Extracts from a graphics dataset
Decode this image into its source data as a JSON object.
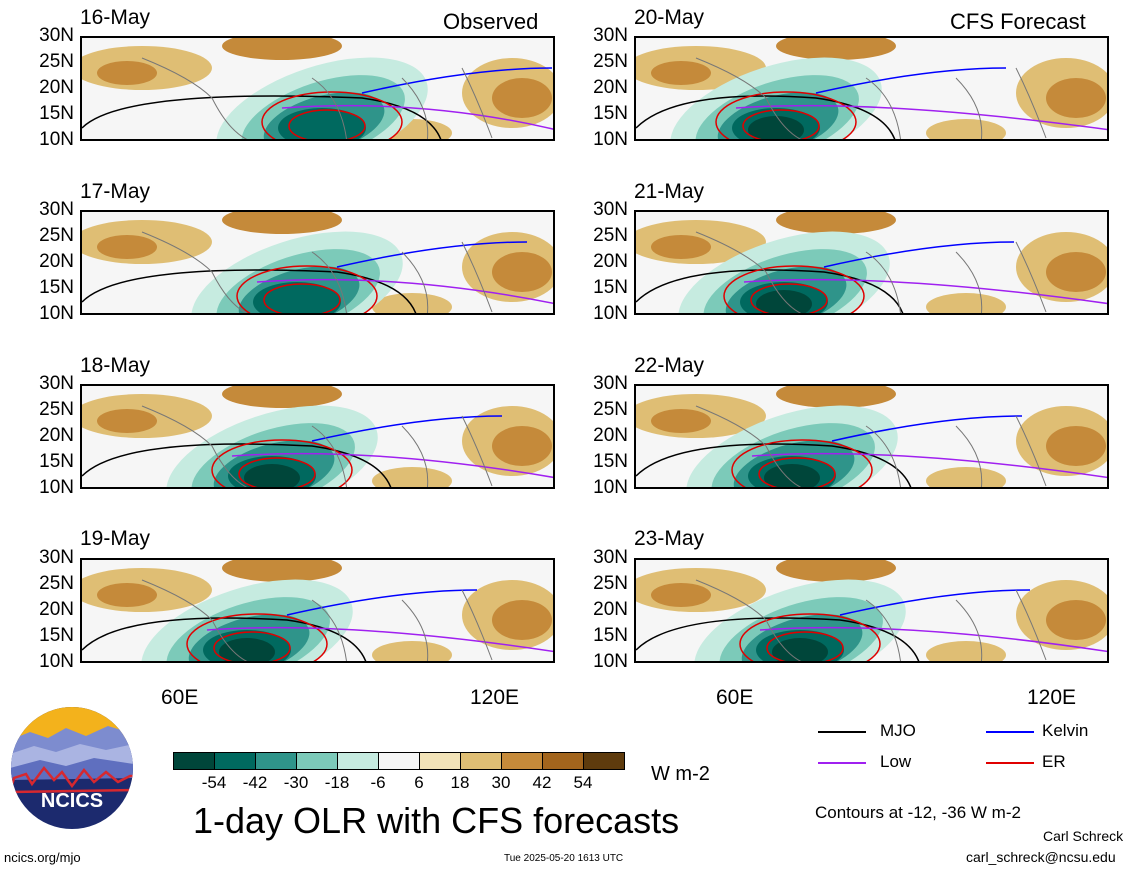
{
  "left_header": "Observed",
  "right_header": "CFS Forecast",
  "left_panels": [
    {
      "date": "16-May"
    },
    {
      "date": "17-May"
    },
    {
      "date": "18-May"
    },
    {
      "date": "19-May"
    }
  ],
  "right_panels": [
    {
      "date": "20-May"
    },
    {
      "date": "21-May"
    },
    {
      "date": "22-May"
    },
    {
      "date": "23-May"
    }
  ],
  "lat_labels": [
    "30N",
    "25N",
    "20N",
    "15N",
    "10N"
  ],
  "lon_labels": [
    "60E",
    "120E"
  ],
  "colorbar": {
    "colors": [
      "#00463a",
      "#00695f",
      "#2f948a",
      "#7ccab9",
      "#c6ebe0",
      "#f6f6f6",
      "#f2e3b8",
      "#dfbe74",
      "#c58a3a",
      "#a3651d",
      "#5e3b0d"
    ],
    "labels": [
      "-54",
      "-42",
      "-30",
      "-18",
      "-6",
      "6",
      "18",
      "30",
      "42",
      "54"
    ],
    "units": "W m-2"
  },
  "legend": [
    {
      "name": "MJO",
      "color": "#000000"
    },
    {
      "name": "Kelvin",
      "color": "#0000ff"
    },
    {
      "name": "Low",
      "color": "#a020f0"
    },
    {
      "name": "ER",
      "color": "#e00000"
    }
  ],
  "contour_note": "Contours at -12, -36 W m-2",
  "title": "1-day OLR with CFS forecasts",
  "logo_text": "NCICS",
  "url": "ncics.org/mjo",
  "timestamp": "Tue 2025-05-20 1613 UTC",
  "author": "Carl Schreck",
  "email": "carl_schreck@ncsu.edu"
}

## Do this
Without including any pictures, please restate all the records exactly.

## Answer in full
Decode this image into its source data as a JSON object.
{
  "left_header": "Observed",
  "right_header": "CFS Forecast",
  "left_panels": [
    {
      "date": "16-May"
    },
    {
      "date": "17-May"
    },
    {
      "date": "18-May"
    },
    {
      "date": "19-May"
    }
  ],
  "right_panels": [
    {
      "date": "20-May"
    },
    {
      "date": "21-May"
    },
    {
      "date": "22-May"
    },
    {
      "date": "23-May"
    }
  ],
  "lat_labels": [
    "30N",
    "25N",
    "20N",
    "15N",
    "10N"
  ],
  "lon_labels": [
    "60E",
    "120E"
  ],
  "colorbar": {
    "colors": [
      "#00463a",
      "#00695f",
      "#2f948a",
      "#7ccab9",
      "#c6ebe0",
      "#f6f6f6",
      "#f2e3b8",
      "#dfbe74",
      "#c58a3a",
      "#a3651d",
      "#5e3b0d"
    ],
    "labels": [
      "-54",
      "-42",
      "-30",
      "-18",
      "-6",
      "6",
      "18",
      "30",
      "42",
      "54"
    ],
    "units": "W m-2"
  },
  "legend": [
    {
      "name": "MJO",
      "color": "#000000"
    },
    {
      "name": "Kelvin",
      "color": "#0000ff"
    },
    {
      "name": "Low",
      "color": "#a020f0"
    },
    {
      "name": "ER",
      "color": "#e00000"
    }
  ],
  "contour_note": "Contours at -12, -36 W m-2",
  "title": "1-day OLR with CFS forecasts",
  "logo_text": "NCICS",
  "url": "ncics.org/mjo",
  "timestamp": "Tue 2025-05-20 1613 UTC",
  "author": "Carl Schreck",
  "email": "carl_schreck@ncsu.edu"
}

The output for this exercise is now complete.